* Work to do
All of the material below is to be returned exactly.

# # # # #

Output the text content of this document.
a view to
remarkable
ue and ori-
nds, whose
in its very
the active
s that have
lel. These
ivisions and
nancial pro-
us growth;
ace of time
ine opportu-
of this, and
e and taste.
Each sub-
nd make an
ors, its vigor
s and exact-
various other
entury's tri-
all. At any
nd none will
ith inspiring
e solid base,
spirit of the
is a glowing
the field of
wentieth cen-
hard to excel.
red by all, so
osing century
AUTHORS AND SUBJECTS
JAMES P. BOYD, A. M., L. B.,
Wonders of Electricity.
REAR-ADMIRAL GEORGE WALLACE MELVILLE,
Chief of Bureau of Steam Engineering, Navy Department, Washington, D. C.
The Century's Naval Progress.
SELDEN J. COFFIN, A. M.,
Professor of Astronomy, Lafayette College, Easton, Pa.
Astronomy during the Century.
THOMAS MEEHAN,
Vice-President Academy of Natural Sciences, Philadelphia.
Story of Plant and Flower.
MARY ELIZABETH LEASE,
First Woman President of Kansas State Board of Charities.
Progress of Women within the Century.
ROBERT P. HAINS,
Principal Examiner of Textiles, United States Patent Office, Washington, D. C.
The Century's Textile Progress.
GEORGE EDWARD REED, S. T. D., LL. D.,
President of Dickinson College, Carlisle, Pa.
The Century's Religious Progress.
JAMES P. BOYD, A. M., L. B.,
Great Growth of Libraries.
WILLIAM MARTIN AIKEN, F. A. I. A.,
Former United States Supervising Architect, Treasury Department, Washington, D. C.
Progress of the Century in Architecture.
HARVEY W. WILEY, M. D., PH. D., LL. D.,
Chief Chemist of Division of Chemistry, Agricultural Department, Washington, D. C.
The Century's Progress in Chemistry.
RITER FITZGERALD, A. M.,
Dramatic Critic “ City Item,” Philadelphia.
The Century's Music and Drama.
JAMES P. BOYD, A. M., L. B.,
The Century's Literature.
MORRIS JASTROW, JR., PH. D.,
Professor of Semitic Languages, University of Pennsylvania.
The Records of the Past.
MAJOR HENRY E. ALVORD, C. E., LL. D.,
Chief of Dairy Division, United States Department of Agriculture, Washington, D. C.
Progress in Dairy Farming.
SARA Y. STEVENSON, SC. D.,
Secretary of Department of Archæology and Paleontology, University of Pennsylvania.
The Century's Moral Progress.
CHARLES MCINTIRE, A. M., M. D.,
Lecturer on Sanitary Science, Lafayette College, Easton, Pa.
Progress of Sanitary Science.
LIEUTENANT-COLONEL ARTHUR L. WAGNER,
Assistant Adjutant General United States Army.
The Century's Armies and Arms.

# # # # #

* Exercise output
Output the text content of this document.
a view to
remarkable
ue and ori-
nds, whose
in its very
the active
s that have
lel. These
ivisions and
nancial pro-
us growth;
ace of time
ine opportu-
of this, and
e and taste.
Each sub-
nd make an
ors, its vigor
s and exact-
various other
entury's tri-
all. At any
nd none will
ith inspiring
e solid base,
spirit of the
is a glowing
the field of
wentieth cen-
hard to excel.
red by all, so
osing century
AUTHORS AND SUBJECTS
JAMES P. BOYD, A. M., L. B.,
Wonders of Electricity.
REAR-ADMIRAL GEORGE WALLACE MELVILLE,
Chief of Bureau of Steam Engineering, Navy Department, Washington, D. C.
The Century's Naval Progress.
SELDEN J. COFFIN, A. M.,
Professor of Astronomy, Lafayette College, Easton, Pa.
Astronomy during the Century.
THOMAS MEEHAN,
Vice-President Academy of Natural Sciences, Philadelphia.
Story of Plant and Flower.
MARY ELIZABETH LEASE,
First Woman President of Kansas State Board of Charities.
Progress of Women within the Century.
ROBERT P. HAINS,
Principal Examiner of Textiles, United States Patent Office, Washington, D. C.
The Century's Textile Progress.
GEORGE EDWARD REED, S. T. D., LL. D.,
President of Dickinson College, Carlisle, Pa.
The Century's Religious Progress.
JAMES P. BOYD, A. M., L. B.,
Great Growth of Libraries.
WILLIAM MARTIN AIKEN, F. A. I. A.,
Former United States Supervising Architect, Treasury Department, Washington, D. C.
Progress of the Century in Architecture.
HARVEY W. WILEY, M. D., PH. D., LL. D.,
Chief Chemist of Division of Chemistry, Agricultural Department, Washington, D. C.
The Century's Progress in Chemistry.
RITER FITZGERALD, A. M.,
Dramatic Critic “ City Item,” Philadelphia.
The Century's Music and Drama.
JAMES P. BOYD, A. M., L. B.,
The Century's Literature.
MORRIS JASTROW, JR., PH. D.,
Professor of Semitic Languages, University of Pennsylvania.
The Records of the Past.
MAJOR HENRY E. ALVORD, C. E., LL. D.,
Chief of Dairy Division, United States Department of Agriculture, Washington, D. C.
Progress in Dairy Farming.
SARA Y. STEVENSON, SC. D.,
Secretary of Department of Archæology and Paleontology, University of Pennsylvania.
The Century's Moral Progress.
CHARLES MCINTIRE, A. M., M. D.,
Lecturer on Sanitary Science, Lafayette College, Easton, Pa.
Progress of Sanitary Science.
LIEUTENANT-COLONEL ARTHUR L. WAGNER,
Assistant Adjutant General United States Army.
The Century's Armies and Arms.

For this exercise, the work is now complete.